(Saved data entries)
========================================

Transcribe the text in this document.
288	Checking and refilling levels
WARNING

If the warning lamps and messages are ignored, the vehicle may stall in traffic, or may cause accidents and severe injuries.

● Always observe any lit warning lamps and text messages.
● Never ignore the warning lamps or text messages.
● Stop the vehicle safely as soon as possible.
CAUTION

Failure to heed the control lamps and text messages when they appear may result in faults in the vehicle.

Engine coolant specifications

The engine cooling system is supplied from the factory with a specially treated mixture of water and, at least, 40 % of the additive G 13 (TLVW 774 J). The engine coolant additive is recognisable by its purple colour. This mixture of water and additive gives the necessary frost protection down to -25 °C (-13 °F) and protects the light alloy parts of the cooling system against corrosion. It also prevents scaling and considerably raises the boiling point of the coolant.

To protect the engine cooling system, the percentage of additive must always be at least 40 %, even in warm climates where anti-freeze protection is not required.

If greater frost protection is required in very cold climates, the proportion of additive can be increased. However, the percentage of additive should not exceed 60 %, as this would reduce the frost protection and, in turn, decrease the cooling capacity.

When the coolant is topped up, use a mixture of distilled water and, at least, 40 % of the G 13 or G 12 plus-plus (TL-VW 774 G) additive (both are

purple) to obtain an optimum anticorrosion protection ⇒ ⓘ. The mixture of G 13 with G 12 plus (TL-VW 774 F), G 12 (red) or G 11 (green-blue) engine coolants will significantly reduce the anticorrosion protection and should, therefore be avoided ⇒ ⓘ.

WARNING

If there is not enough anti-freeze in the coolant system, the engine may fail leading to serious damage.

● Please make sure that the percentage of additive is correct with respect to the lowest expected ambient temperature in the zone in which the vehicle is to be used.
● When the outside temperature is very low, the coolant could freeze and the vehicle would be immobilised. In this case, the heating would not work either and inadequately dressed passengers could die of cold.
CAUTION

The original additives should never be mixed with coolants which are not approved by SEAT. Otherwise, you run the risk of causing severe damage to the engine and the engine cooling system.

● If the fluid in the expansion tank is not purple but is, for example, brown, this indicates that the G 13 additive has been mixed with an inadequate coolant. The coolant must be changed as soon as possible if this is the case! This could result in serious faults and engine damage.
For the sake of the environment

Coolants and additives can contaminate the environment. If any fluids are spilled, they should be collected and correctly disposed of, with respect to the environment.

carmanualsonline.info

========================================

→ TASK GOAL
In the entries above, find each line with the word "text" and show it.

→ THE SOLUTION
Transcribe the text in this document.
● Always observe any lit warning lamps and text messages.
● Never ignore the warning lamps or text messages.
Failure to heed the control lamps and text messages when they appear may result in faults in the vehicle.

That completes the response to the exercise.